**INSTRUCTIONS TO FOLLOW**:
Return each line from the entries below that contains the word "페이지당".

━━━━━ SUPPLIED MATERIAL ━━━━━

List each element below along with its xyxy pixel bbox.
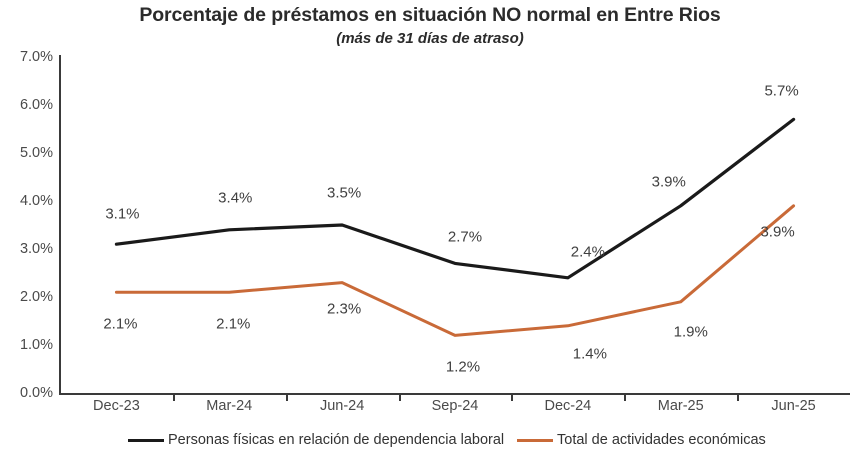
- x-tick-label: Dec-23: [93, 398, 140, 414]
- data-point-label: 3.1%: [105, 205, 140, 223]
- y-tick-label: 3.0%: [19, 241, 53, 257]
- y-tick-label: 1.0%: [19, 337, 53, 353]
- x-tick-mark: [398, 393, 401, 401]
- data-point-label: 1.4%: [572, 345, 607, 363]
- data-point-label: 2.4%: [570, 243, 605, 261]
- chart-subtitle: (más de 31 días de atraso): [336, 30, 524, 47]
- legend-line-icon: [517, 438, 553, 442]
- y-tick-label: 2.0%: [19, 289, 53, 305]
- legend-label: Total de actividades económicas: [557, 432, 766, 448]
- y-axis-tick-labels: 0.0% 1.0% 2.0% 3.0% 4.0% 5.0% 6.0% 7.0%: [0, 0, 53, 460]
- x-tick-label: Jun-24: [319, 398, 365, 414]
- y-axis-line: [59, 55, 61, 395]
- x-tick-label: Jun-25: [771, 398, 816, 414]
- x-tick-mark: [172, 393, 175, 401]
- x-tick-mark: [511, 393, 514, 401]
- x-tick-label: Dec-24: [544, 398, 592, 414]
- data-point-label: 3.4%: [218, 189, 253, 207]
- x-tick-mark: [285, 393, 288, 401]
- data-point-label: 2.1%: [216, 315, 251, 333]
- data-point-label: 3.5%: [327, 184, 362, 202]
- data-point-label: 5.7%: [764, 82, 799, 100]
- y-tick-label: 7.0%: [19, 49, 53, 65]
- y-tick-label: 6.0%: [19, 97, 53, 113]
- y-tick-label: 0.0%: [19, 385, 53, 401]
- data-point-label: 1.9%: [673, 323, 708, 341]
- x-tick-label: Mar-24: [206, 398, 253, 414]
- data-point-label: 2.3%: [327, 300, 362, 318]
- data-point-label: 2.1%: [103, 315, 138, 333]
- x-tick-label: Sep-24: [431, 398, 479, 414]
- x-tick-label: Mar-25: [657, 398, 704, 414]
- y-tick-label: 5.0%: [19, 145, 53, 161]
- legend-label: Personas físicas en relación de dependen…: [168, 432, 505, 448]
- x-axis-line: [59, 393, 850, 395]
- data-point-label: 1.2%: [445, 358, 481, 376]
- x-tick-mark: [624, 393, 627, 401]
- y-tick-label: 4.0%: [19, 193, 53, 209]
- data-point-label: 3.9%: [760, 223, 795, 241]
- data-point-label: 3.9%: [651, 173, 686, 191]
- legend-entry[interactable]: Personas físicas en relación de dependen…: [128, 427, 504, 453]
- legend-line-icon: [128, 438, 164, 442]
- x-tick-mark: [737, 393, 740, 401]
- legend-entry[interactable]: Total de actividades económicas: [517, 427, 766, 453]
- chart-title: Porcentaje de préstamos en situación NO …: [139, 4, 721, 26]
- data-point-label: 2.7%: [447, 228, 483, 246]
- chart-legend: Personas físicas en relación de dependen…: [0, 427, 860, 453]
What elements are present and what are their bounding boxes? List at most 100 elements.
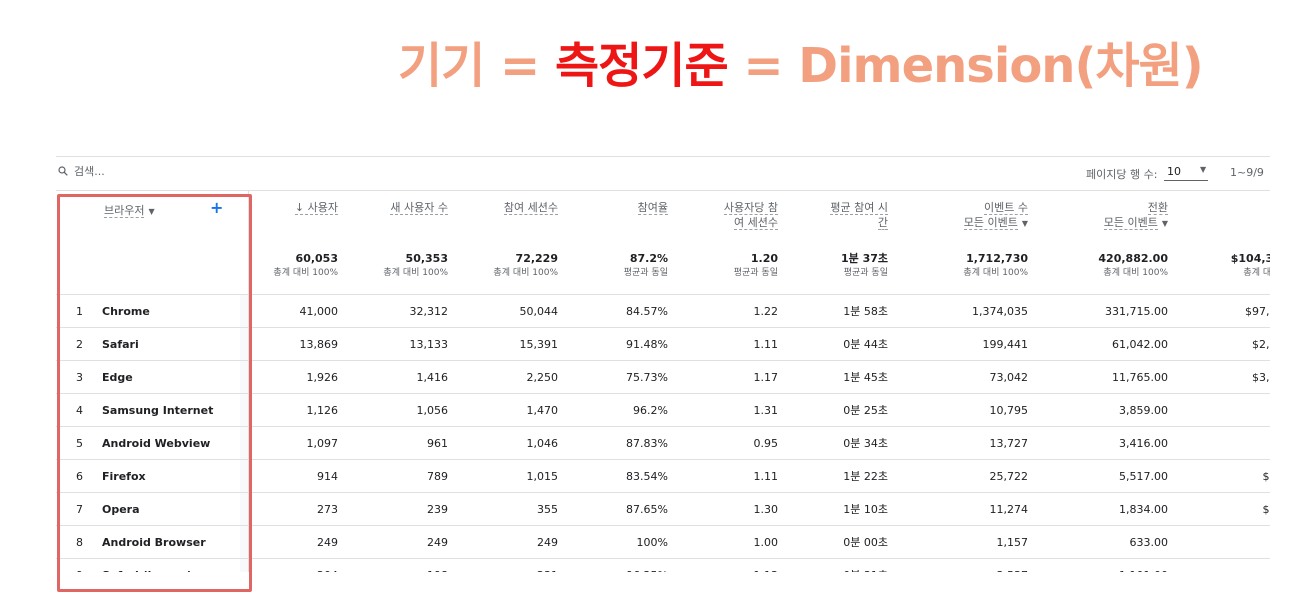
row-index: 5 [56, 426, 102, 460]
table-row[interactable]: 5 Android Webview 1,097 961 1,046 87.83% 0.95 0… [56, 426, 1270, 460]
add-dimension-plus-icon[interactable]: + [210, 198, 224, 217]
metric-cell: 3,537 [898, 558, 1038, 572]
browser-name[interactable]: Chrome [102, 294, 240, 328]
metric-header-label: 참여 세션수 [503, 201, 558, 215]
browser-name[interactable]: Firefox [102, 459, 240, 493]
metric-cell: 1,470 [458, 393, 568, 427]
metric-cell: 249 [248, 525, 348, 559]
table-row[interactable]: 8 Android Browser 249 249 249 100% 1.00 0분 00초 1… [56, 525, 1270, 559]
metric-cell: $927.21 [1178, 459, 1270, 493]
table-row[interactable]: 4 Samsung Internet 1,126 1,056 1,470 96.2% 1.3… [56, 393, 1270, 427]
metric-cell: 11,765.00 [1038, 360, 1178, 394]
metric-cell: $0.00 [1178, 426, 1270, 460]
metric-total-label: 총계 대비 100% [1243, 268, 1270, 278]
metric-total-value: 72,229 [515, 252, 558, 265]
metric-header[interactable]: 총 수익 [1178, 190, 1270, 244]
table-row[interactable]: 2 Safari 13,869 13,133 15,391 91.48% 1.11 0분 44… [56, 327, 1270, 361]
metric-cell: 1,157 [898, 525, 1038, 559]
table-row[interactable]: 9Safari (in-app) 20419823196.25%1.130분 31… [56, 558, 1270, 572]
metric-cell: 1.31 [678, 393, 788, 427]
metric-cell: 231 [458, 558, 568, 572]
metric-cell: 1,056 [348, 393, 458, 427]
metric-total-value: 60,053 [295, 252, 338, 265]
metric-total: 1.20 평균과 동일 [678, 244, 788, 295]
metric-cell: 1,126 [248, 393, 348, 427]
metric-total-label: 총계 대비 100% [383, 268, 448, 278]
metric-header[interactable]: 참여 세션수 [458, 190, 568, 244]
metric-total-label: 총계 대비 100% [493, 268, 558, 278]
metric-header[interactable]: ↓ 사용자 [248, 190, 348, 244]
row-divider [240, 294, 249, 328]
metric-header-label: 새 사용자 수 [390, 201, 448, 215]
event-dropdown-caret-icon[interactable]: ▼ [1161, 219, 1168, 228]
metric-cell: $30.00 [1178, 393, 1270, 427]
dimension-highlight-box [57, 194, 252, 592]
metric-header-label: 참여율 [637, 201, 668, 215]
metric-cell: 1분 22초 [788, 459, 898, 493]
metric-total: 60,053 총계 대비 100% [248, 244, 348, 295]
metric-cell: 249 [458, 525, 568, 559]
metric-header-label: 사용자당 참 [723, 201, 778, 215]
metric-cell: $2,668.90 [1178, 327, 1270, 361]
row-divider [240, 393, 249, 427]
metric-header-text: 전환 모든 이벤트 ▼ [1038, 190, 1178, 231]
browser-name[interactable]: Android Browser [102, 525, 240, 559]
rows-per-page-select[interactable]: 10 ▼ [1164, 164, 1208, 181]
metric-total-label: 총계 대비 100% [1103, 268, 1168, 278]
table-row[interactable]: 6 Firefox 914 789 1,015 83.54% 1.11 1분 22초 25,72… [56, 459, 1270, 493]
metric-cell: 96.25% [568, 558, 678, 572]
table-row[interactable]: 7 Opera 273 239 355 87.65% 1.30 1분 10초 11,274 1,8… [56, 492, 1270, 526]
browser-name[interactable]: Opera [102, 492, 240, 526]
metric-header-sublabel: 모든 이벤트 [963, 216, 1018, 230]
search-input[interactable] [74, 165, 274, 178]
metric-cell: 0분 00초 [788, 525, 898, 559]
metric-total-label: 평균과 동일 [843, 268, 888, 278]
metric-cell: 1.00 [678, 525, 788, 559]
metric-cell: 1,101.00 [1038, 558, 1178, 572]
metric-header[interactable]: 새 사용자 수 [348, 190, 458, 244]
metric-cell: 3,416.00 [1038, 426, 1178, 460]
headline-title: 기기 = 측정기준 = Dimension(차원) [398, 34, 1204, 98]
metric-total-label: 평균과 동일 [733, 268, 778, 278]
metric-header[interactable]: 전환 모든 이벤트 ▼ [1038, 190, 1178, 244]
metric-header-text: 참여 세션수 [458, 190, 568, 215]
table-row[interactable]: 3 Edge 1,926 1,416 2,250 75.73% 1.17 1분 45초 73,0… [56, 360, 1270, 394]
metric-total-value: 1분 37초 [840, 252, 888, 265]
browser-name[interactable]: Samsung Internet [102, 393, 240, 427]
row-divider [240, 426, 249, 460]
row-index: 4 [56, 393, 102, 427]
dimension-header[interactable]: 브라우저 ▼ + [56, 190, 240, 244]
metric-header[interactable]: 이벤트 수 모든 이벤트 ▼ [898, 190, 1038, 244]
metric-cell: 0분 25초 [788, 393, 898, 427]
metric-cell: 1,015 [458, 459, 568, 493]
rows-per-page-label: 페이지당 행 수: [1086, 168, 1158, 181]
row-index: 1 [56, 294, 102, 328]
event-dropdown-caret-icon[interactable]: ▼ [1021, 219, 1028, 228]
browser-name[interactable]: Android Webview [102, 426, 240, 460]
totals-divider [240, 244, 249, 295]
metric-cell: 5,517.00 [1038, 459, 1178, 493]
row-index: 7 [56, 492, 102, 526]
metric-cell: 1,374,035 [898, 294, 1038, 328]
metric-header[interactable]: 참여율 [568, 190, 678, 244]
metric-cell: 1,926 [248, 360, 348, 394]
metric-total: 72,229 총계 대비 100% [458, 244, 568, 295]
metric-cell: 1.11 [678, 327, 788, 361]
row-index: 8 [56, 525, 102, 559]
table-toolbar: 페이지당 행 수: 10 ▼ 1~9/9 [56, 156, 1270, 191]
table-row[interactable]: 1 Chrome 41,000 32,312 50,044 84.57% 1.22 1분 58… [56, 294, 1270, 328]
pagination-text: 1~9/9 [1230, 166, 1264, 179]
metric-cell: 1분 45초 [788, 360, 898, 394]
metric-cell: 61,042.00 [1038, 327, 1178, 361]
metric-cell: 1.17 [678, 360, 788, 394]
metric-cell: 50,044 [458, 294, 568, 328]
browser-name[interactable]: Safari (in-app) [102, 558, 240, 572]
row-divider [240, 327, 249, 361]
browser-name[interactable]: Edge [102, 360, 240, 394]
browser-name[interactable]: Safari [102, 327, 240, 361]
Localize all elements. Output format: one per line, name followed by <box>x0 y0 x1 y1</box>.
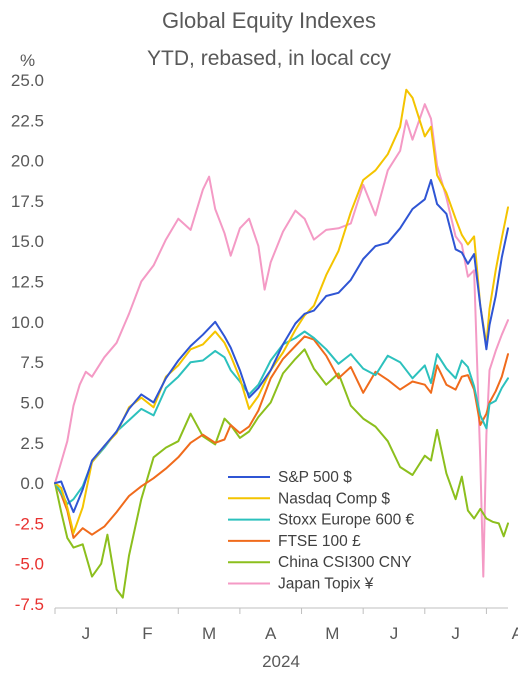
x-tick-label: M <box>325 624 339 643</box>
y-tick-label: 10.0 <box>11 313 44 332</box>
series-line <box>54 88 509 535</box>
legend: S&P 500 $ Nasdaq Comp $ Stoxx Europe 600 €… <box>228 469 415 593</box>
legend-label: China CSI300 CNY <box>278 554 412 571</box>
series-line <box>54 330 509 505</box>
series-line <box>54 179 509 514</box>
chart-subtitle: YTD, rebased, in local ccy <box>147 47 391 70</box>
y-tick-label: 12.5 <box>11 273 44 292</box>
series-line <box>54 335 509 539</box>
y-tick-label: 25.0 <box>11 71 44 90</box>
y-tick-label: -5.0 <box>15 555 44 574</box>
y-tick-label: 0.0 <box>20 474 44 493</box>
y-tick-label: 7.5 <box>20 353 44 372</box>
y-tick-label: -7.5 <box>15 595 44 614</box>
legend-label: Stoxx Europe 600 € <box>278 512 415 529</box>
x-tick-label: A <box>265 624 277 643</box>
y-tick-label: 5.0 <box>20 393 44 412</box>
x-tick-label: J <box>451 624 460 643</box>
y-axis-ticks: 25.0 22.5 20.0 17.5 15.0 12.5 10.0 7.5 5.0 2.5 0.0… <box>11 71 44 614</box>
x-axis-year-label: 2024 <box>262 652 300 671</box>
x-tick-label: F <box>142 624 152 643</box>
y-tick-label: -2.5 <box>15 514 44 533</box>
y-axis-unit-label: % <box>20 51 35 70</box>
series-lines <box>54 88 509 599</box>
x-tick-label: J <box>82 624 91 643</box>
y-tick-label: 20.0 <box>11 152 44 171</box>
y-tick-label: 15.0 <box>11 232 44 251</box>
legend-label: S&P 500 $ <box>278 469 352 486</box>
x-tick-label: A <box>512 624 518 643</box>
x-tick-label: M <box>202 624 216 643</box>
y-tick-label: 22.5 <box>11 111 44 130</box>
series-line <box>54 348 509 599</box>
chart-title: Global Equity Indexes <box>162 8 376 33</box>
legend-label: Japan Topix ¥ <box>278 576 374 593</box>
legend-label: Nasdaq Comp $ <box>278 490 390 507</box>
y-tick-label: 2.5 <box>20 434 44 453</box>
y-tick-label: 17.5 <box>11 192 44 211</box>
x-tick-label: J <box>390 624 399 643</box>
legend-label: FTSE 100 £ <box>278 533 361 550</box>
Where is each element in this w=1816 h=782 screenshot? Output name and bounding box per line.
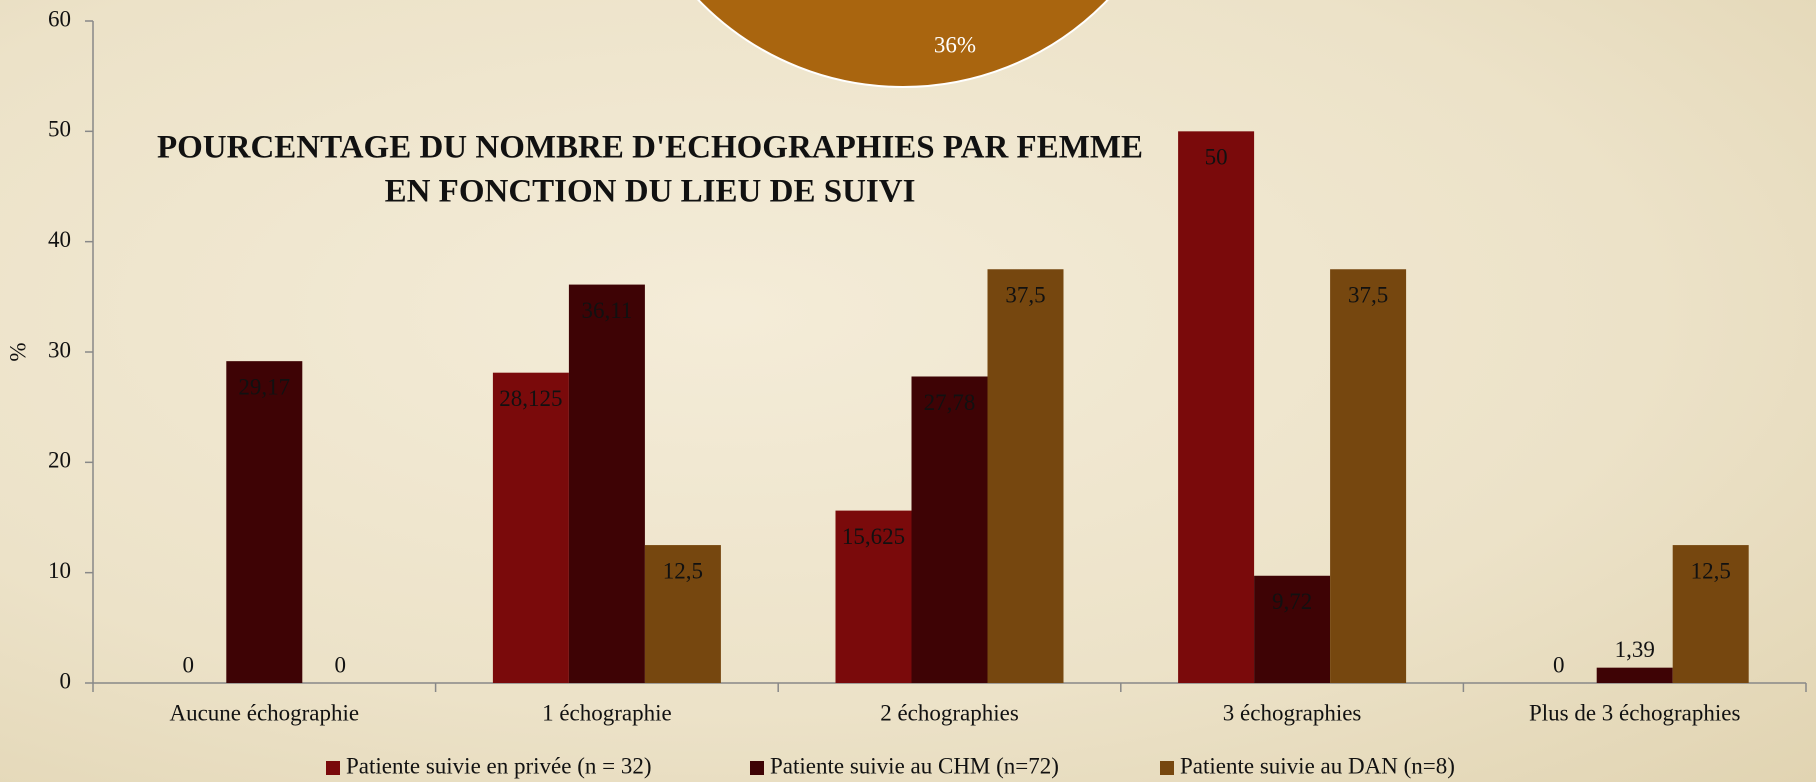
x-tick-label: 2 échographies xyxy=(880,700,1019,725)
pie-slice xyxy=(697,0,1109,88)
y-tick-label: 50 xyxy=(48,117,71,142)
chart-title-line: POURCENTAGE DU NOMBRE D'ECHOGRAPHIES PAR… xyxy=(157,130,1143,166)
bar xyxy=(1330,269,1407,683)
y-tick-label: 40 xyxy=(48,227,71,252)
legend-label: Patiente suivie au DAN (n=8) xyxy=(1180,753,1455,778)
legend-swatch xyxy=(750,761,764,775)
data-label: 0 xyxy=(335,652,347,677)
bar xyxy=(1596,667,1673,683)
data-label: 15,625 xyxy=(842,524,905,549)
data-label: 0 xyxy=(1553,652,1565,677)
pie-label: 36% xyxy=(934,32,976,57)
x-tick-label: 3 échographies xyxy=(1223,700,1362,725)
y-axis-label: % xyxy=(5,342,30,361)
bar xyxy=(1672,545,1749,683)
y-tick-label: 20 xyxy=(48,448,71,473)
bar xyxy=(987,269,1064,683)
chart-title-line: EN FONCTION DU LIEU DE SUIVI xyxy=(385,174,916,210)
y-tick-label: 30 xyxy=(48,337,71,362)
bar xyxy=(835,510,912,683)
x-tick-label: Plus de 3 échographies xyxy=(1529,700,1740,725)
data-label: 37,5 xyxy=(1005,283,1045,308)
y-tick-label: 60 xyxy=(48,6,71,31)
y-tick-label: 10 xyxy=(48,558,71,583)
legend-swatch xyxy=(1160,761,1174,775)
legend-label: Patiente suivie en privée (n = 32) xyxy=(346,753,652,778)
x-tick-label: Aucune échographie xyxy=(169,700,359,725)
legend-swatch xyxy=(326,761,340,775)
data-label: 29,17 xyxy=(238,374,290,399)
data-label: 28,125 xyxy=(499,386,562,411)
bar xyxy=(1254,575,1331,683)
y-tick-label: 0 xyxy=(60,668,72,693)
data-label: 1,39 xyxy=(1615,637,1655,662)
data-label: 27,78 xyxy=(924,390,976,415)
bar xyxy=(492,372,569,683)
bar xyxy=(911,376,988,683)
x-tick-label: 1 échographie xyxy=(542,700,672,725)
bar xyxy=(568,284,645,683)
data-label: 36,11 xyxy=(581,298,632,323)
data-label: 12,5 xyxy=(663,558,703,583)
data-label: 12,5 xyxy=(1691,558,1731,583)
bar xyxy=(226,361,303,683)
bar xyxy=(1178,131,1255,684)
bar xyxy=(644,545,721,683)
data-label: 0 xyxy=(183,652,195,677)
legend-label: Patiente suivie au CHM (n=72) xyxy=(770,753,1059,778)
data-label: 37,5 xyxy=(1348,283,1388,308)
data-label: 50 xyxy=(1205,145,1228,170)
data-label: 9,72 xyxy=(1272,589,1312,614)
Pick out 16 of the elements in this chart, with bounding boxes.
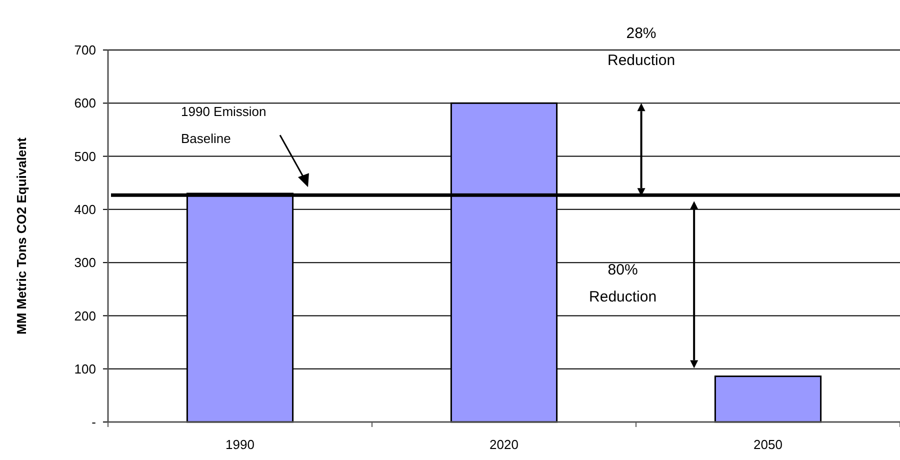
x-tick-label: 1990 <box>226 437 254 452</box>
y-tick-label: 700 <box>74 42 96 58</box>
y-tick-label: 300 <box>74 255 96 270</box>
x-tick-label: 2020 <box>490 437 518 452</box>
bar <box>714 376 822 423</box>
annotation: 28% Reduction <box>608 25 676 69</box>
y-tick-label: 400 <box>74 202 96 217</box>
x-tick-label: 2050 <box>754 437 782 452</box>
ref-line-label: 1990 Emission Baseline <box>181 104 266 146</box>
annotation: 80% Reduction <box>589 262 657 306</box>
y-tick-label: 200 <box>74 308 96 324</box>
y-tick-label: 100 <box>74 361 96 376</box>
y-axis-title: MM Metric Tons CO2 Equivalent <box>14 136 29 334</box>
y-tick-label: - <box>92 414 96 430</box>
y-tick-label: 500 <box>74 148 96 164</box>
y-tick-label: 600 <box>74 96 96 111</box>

━━━━━

**THE OUTPUT**:
rows-per-page-label: 페이지당 행 수: [1086, 168, 1158, 181]
table-toolbar: 페이지당 행 수: 10 ▼ 1~9/9 [56, 156, 1270, 191]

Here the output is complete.